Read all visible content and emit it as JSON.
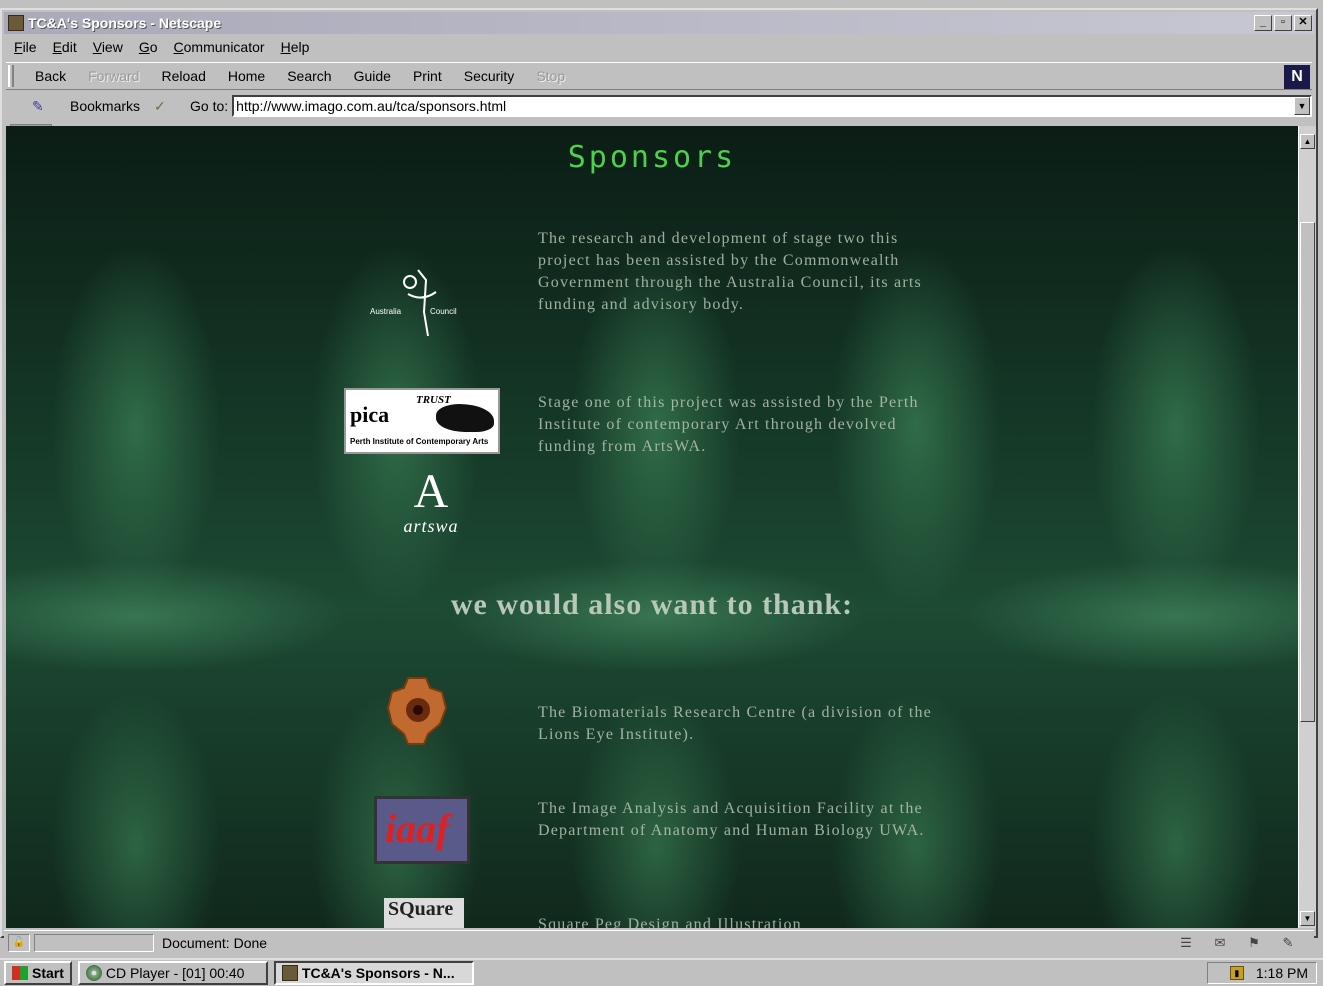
{
  "window": {
    "title": "TC&A's Sponsors - Netscape",
    "controls": {
      "minimize": "_",
      "maximize": "▫",
      "close": "✕"
    }
  },
  "menu": [
    "File",
    "Edit",
    "View",
    "Go",
    "Communicator",
    "Help"
  ],
  "nav_buttons": [
    {
      "label": "Back",
      "enabled": true
    },
    {
      "label": "Forward",
      "enabled": false
    },
    {
      "label": "Reload",
      "enabled": true
    },
    {
      "label": "Home",
      "enabled": true
    },
    {
      "label": "Search",
      "enabled": true
    },
    {
      "label": "Guide",
      "enabled": true
    },
    {
      "label": "Print",
      "enabled": true
    },
    {
      "label": "Security",
      "enabled": true
    },
    {
      "label": "Stop",
      "enabled": false
    }
  ],
  "location": {
    "bookmarks_label": "Bookmarks",
    "goto_label": "Go to:",
    "url": "http://www.imago.com.au/tca/sponsors.html"
  },
  "page": {
    "title": "Sponsors",
    "sponsors": [
      {
        "logo": "australia-council-logo",
        "text": "The research and development of stage two this project has been assisted by the Commonwealth Government through the Australia Council, its arts funding and advisory body."
      },
      {
        "logo": "pica-logo",
        "logo_text": "pica",
        "logo_trust": "TRUST",
        "logo_sub": "Perth Institute of Contemporary Arts",
        "text": "Stage one of this project was assisted by the Perth Institute of contemporary Art through devolved funding from ArtsWA."
      },
      {
        "logo": "artswa-logo",
        "logo_text": "artswa"
      }
    ],
    "thanks_heading": "we would also want to thank:",
    "thanks": [
      {
        "logo": "gear-logo",
        "text": "The Biomaterials Research Centre (a division of the Lions Eye Institute)."
      },
      {
        "logo": "iaaf-logo",
        "logo_text": "iaaf",
        "text": "The Image Analysis and Acquisition Facility at the Department of Anatomy and Human Biology UWA."
      },
      {
        "logo": "square-peg-logo",
        "logo_text": "SQuare",
        "text": "Square Peg Design and Illustration"
      }
    ]
  },
  "status": {
    "text": "Document: Done"
  },
  "taskbar": {
    "start": "Start",
    "tasks": [
      {
        "label": "CD Player - [01] 00:40",
        "active": false
      },
      {
        "label": "TC&A's Sponsors - N...",
        "active": true
      }
    ],
    "clock": "1:18 PM"
  },
  "colors": {
    "title_green": "#4ed04e",
    "body_text": "#b9c7b3",
    "bg_dark": "#0b1d15"
  }
}
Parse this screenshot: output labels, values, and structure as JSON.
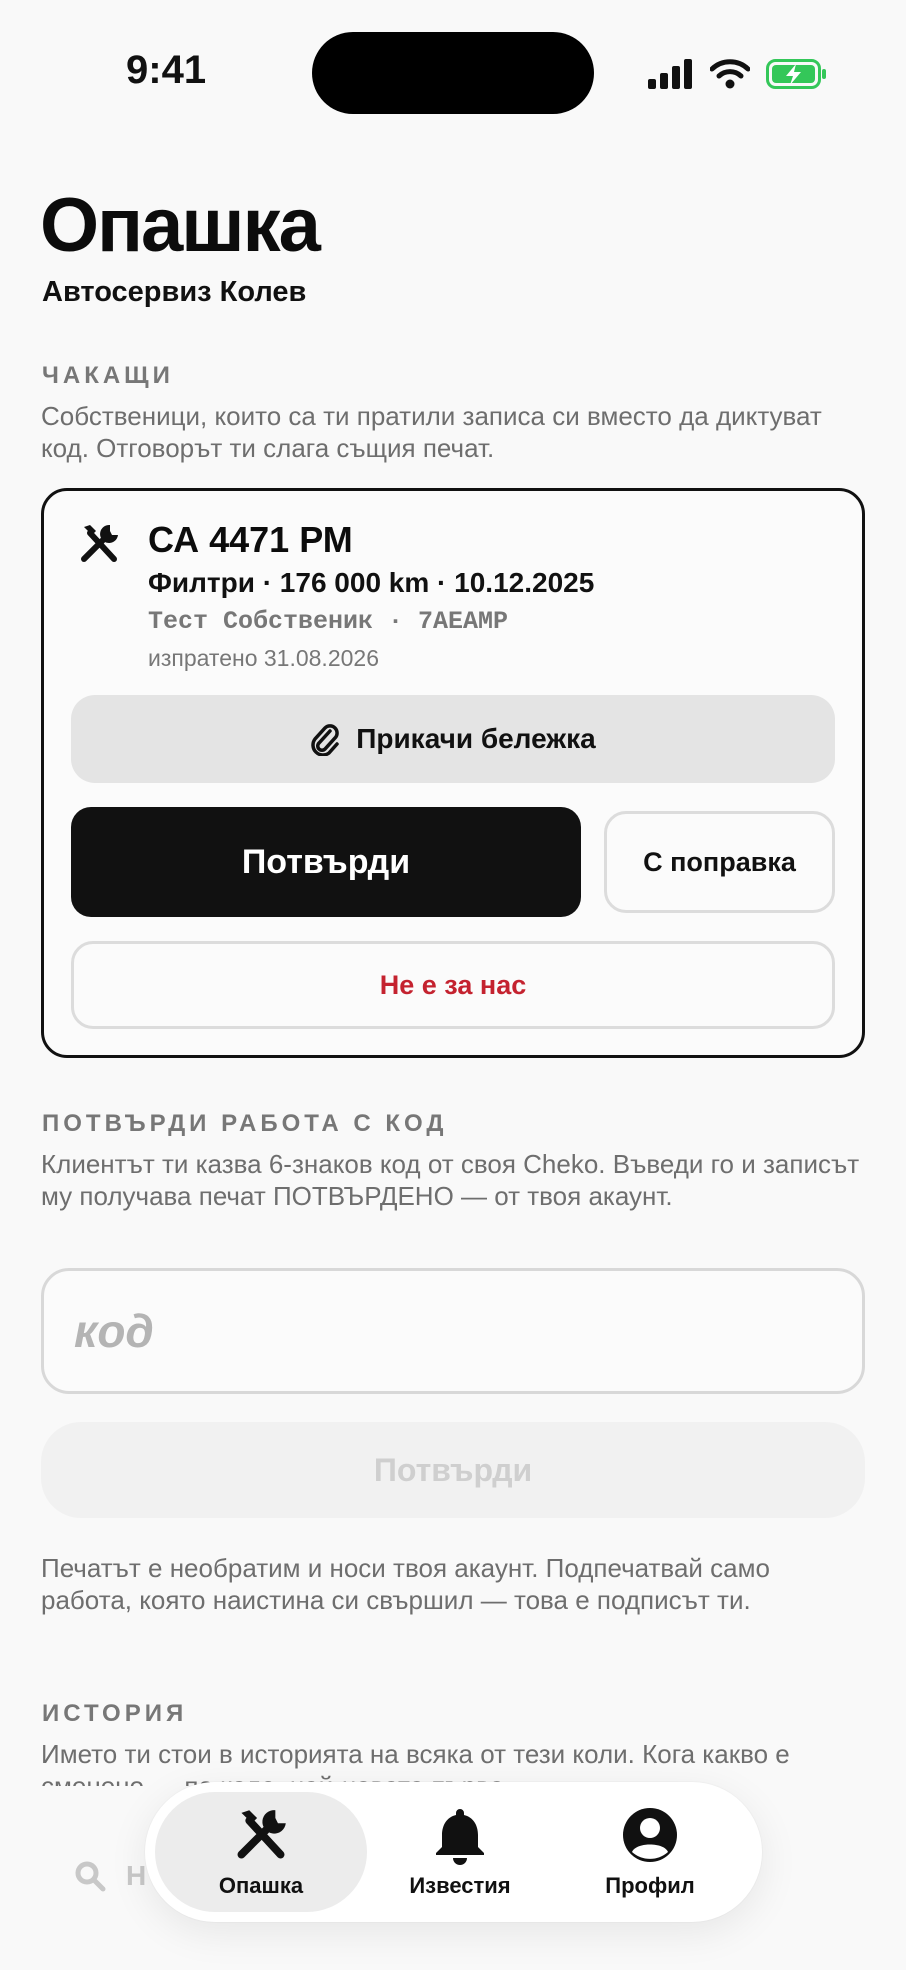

> Exercise prompt
Leave the pictures out and write out every entry exactly as given.

> Task output
Read all visible content and emit it as JSON.
{
  "window": {
    "title": "TC&A's Sponsors - Netscape",
    "controls": {
      "minimize": "_",
      "maximize": "▫",
      "close": "✕"
    }
  },
  "menu": [
    "File",
    "Edit",
    "View",
    "Go",
    "Communicator",
    "Help"
  ],
  "nav_buttons": [
    {
      "label": "Back",
      "enabled": true
    },
    {
      "label": "Forward",
      "enabled": false
    },
    {
      "label": "Reload",
      "enabled": true
    },
    {
      "label": "Home",
      "enabled": true
    },
    {
      "label": "Search",
      "enabled": true
    },
    {
      "label": "Guide",
      "enabled": true
    },
    {
      "label": "Print",
      "enabled": true
    },
    {
      "label": "Security",
      "enabled": true
    },
    {
      "label": "Stop",
      "enabled": false
    }
  ],
  "location": {
    "bookmarks_label": "Bookmarks",
    "goto_label": "Go to:",
    "url": "http://www.imago.com.au/tca/sponsors.html"
  },
  "page": {
    "title": "Sponsors",
    "sponsors": [
      {
        "logo": "australia-council-logo",
        "text": "The research and development of stage two this project has been assisted by the Commonwealth Government through the Australia Council, its arts funding and advisory body."
      },
      {
        "logo": "pica-logo",
        "logo_text": "pica",
        "logo_trust": "TRUST",
        "logo_sub": "Perth Institute of Contemporary Arts",
        "text": "Stage one of this project was assisted by the Perth Institute of contemporary Art through devolved funding from ArtsWA."
      },
      {
        "logo": "artswa-logo",
        "logo_text": "artswa"
      }
    ],
    "thanks_heading": "we would also want to thank:",
    "thanks": [
      {
        "logo": "gear-logo",
        "text": "The Biomaterials Research Centre (a division of the Lions Eye Institute)."
      },
      {
        "logo": "iaaf-logo",
        "logo_text": "iaaf",
        "text": "The Image Analysis and Acquisition Facility at the Department of Anatomy and Human Biology UWA."
      },
      {
        "logo": "square-peg-logo",
        "logo_text": "SQuare",
        "text": "Square Peg Design and Illustration"
      }
    ]
  },
  "status": {
    "text": "Document: Done"
  },
  "taskbar": {
    "start": "Start",
    "tasks": [
      {
        "label": "CD Player - [01] 00:40",
        "active": false
      },
      {
        "label": "TC&A's Sponsors - N...",
        "active": true
      }
    ],
    "clock": "1:18 PM"
  },
  "colors": {
    "title_green": "#4ed04e",
    "body_text": "#b9c7b3",
    "bg_dark": "#0b1d15"
  }
}
Parse this screenshot: output labels, values, and structure as JSON.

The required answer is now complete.